## AIM:
Answer with one number: how many lines have "content".

(Data items)
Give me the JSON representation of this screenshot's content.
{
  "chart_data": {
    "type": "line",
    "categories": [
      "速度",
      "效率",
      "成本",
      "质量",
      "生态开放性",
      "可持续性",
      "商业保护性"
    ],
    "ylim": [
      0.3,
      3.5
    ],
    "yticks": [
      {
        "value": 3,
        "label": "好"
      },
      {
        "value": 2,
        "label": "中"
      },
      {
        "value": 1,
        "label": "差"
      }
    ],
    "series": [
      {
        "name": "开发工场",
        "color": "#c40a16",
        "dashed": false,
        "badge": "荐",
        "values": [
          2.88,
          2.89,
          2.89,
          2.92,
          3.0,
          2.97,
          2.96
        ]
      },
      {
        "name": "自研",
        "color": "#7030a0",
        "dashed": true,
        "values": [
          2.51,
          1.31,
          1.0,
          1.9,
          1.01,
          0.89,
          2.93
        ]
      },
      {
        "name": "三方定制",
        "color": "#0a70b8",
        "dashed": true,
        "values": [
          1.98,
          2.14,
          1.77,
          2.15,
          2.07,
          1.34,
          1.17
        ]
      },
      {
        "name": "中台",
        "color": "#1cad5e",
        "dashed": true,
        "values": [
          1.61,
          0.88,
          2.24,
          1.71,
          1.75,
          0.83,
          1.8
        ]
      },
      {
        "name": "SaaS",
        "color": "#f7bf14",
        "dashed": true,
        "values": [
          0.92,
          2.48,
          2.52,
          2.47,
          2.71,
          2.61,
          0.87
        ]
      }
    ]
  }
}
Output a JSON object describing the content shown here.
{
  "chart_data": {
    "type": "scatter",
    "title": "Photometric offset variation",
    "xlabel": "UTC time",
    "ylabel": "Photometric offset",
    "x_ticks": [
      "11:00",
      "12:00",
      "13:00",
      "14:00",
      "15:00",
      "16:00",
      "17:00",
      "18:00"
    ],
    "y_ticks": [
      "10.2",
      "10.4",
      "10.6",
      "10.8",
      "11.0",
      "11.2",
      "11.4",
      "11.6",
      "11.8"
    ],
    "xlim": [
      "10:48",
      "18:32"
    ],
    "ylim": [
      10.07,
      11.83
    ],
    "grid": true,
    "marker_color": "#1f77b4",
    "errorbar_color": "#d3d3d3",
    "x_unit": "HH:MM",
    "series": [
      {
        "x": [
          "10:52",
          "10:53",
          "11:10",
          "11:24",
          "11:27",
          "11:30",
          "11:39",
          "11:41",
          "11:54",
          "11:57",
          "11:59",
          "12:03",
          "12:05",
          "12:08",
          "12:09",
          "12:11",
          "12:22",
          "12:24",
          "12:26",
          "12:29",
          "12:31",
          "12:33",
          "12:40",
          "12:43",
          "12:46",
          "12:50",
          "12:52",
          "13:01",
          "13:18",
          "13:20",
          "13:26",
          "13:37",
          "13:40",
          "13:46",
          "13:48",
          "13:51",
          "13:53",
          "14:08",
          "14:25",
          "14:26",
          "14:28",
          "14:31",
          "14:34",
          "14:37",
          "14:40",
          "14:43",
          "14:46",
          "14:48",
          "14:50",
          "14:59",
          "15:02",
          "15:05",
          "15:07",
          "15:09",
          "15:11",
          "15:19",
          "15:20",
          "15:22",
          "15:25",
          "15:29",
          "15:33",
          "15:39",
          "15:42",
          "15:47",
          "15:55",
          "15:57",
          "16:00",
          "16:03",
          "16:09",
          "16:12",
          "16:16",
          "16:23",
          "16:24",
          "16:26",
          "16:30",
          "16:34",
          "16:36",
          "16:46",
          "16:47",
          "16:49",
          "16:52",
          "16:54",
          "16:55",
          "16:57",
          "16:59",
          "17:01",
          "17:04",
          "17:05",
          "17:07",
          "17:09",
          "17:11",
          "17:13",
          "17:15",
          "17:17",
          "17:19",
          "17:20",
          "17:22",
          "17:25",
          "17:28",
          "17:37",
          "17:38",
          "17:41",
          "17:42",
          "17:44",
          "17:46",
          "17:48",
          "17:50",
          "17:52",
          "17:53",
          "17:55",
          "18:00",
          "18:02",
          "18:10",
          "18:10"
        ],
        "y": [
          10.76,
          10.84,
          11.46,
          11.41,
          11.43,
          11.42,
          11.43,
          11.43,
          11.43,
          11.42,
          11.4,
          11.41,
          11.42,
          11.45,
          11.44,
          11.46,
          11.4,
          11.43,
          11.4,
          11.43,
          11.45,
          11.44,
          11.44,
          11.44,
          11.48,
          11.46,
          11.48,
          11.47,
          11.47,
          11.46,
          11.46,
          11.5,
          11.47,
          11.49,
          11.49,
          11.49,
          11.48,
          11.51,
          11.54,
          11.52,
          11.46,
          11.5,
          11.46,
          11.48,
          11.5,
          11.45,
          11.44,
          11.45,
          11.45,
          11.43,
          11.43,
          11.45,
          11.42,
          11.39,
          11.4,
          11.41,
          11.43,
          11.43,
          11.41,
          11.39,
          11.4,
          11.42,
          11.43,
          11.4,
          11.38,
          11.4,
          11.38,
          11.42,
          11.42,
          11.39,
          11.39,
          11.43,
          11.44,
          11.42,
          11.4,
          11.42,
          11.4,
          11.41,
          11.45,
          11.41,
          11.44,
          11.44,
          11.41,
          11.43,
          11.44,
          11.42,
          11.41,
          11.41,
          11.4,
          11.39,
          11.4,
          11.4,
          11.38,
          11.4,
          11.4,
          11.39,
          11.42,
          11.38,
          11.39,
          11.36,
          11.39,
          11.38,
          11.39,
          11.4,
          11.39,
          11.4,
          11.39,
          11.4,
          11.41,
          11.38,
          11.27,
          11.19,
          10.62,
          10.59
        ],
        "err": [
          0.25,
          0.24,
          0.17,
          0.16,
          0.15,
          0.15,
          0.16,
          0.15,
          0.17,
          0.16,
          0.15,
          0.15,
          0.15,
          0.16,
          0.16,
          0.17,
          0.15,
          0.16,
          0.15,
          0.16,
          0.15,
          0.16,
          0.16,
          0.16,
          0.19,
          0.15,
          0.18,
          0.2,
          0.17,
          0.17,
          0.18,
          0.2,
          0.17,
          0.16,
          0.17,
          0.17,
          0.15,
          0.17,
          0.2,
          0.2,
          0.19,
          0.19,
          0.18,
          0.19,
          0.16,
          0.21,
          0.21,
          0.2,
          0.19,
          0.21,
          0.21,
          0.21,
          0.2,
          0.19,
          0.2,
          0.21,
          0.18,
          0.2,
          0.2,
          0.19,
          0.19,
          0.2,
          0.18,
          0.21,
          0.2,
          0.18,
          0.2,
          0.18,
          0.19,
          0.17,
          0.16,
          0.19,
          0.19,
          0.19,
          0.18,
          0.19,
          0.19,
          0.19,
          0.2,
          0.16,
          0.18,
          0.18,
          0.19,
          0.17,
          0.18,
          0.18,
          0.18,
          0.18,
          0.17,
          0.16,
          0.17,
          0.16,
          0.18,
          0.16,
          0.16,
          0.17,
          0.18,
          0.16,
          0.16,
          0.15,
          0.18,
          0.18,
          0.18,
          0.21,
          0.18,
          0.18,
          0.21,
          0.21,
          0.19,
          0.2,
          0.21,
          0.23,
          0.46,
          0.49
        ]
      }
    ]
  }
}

## OUTPUT BELOW:
2